WHAT YOU ARE ASKED TO DO — Do not carry the pictures over; copy every other part of the entries exactly.
══════════════════════════════
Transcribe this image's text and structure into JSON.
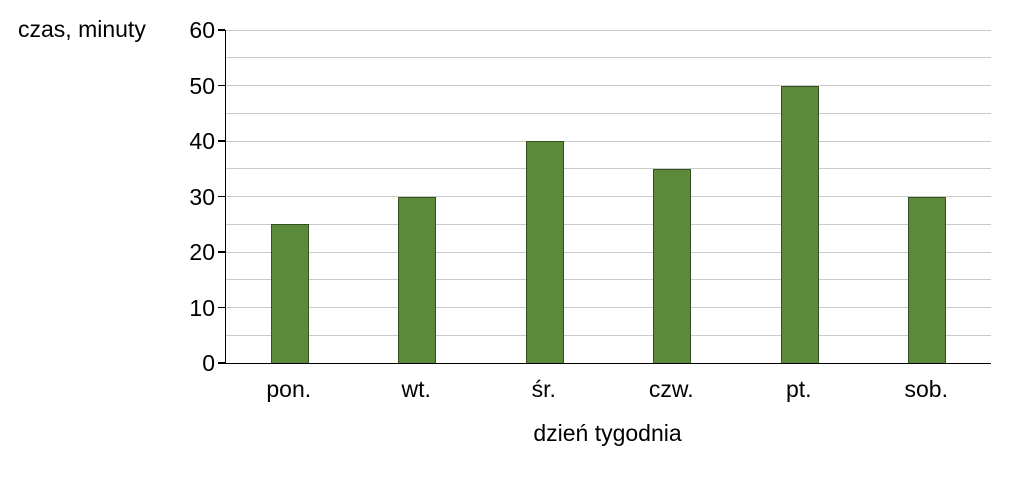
{
  "chart_data": {
    "type": "bar",
    "title": "",
    "ylabel": "czas, minuty",
    "xlabel": "dzień tygodnia",
    "categories": [
      "pon.",
      "wt.",
      "śr.",
      "czw.",
      "pt.",
      "sob."
    ],
    "values": [
      25,
      30,
      40,
      35,
      50,
      30
    ],
    "ylim": [
      0,
      60
    ],
    "ytick_step": 10,
    "grid_step": 5,
    "grid_on": true,
    "legend_position": "none",
    "bar_fill_color": "#5a8a3a",
    "bar_border_color": "#33501e",
    "grid_color": "#c9c9c9"
  }
}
══════════════════════════════
SOLUTION FOR THIS PROBLEM —
Transcribe this image's text and structure into JSON.
{
  "chart_data": {
    "type": "bar",
    "title": "",
    "ylabel": "czas, minuty",
    "xlabel": "dzień tygodnia",
    "categories": [
      "pon.",
      "wt.",
      "śr.",
      "czw.",
      "pt.",
      "sob."
    ],
    "values": [
      25,
      30,
      40,
      35,
      50,
      30
    ],
    "ylim": [
      0,
      60
    ],
    "ytick_step": 10,
    "grid_step": 5,
    "grid_on": true,
    "legend_position": "none",
    "bar_fill_color": "#5a8a3a",
    "bar_border_color": "#33501e",
    "grid_color": "#c9c9c9"
  }
}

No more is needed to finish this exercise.